Given records:

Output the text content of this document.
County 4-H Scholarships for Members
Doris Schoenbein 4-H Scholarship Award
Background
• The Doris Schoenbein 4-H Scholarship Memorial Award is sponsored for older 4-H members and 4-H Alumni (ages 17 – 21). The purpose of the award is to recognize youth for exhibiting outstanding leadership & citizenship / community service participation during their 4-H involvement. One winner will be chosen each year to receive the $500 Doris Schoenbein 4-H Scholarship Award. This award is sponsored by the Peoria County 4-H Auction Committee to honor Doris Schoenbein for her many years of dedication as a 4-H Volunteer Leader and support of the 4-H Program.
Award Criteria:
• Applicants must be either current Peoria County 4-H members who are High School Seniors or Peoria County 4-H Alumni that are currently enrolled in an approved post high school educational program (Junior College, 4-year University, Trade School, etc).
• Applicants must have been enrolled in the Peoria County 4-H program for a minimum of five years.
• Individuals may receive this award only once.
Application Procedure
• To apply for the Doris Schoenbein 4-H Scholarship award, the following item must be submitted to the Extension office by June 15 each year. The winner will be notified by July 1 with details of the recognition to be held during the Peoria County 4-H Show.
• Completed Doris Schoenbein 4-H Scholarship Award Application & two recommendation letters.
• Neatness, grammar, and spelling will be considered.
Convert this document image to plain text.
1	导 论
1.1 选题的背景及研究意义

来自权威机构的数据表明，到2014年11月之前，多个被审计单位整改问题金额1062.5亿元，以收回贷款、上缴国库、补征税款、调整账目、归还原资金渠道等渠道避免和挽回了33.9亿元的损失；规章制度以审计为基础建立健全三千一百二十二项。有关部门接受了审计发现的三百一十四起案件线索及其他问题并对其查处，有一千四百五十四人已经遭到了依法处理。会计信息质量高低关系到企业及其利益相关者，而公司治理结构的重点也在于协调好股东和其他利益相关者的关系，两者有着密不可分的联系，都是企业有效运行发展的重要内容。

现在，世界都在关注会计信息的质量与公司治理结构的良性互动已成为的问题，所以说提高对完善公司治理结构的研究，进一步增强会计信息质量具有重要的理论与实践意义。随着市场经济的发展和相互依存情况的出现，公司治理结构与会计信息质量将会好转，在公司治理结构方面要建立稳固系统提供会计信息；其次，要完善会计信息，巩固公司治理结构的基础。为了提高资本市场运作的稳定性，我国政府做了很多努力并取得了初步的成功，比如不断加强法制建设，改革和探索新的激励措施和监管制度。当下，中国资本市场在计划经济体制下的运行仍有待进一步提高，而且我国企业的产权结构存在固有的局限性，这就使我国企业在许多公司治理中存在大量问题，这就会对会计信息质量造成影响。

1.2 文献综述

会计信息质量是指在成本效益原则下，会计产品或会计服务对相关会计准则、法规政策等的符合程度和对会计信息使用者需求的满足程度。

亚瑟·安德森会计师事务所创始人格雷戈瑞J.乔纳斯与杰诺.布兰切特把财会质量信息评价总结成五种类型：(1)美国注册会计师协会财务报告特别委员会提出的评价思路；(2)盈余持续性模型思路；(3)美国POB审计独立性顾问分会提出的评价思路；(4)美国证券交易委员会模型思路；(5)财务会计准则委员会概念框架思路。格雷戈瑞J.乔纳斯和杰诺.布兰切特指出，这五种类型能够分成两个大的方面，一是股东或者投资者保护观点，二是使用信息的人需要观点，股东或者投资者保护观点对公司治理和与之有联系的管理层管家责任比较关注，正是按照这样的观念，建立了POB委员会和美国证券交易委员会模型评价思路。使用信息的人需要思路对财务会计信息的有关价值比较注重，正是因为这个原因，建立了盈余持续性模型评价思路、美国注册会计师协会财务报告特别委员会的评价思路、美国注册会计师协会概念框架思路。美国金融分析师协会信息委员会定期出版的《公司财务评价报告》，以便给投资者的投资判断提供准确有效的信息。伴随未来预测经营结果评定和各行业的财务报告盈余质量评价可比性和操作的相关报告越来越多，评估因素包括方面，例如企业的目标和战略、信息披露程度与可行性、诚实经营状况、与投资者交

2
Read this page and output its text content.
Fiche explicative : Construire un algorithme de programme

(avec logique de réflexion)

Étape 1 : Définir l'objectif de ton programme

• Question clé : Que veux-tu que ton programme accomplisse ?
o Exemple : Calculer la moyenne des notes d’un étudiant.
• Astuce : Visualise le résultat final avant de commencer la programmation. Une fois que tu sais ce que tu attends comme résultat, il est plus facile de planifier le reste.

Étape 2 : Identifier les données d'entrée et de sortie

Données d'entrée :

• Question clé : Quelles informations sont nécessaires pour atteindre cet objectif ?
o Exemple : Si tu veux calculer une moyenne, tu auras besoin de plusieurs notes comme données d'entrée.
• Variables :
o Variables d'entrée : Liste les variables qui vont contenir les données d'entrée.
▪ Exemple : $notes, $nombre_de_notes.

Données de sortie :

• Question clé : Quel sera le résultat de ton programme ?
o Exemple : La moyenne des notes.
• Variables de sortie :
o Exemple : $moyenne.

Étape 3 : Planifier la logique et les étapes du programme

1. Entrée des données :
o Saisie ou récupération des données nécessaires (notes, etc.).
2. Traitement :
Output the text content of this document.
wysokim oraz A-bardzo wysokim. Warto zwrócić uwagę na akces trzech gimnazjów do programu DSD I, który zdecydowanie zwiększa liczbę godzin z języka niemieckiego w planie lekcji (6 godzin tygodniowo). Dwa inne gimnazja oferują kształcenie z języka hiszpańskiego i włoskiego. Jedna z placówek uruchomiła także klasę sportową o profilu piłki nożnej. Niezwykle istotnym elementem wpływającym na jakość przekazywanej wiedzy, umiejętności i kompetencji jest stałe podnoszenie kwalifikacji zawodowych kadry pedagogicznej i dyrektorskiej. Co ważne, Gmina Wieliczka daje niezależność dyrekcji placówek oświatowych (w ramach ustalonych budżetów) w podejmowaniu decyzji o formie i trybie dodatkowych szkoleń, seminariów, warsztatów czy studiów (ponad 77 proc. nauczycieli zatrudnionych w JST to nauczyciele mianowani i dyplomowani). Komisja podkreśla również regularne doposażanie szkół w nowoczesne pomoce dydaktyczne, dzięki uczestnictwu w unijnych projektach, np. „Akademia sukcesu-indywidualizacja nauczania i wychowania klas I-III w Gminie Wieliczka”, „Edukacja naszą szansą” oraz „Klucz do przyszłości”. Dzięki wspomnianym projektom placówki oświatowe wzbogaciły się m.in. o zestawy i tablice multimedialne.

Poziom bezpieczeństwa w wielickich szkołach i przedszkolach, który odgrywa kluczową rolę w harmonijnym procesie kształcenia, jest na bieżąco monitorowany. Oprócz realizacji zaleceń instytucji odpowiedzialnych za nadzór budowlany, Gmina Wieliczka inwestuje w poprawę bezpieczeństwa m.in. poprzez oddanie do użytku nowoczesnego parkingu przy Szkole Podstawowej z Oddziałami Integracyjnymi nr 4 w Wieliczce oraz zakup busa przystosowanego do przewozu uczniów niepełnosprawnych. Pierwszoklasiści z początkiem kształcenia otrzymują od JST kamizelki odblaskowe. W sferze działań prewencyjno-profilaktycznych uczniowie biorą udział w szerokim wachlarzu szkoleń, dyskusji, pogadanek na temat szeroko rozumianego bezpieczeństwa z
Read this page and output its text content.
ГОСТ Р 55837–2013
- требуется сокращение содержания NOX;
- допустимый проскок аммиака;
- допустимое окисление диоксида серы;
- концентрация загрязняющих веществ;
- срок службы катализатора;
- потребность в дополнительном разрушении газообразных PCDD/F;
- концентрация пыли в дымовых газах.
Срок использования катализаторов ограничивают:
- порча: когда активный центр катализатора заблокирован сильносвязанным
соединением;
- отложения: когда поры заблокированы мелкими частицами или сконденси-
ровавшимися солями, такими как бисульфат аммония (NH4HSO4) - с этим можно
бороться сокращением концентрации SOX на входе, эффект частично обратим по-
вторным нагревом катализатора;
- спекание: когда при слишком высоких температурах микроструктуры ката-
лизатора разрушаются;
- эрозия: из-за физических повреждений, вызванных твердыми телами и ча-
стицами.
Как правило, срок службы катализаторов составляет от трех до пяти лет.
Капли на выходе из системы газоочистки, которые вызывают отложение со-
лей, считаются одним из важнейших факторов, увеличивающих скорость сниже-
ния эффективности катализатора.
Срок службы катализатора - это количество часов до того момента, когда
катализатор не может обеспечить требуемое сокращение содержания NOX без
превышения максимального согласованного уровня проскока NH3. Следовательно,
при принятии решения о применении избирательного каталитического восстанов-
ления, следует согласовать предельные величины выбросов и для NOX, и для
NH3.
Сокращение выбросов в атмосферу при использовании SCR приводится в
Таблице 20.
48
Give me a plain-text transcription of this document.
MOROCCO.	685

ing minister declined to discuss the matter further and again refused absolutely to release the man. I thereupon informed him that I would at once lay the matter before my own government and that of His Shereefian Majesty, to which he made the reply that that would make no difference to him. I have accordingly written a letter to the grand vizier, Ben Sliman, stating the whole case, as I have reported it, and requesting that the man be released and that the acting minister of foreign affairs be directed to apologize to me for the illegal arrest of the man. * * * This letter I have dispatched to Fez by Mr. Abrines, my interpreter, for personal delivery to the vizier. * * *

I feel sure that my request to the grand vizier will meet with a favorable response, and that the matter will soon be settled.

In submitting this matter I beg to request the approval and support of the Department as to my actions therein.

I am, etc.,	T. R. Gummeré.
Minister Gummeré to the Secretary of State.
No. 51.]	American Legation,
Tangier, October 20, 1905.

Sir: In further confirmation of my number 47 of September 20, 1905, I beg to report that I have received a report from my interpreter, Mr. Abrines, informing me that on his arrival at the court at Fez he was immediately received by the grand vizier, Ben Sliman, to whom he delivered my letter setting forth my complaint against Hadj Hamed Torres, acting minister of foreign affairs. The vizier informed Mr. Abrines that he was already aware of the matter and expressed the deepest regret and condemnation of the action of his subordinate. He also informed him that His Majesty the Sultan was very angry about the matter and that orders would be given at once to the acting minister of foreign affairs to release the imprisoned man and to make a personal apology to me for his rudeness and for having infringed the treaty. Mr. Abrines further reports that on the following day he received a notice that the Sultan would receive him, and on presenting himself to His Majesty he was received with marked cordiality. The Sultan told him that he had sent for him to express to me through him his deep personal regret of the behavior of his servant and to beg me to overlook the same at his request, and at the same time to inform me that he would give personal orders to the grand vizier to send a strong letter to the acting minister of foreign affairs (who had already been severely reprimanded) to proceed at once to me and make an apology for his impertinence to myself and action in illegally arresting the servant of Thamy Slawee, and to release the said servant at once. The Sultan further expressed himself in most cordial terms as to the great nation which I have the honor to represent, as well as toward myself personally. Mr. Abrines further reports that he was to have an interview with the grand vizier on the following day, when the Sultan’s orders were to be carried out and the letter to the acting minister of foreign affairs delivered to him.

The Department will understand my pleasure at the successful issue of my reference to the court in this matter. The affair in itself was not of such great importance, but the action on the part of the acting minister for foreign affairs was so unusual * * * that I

Work to complete: Count the lines that hold the string "катализатора", and reply with that number alone.

Complete output: 5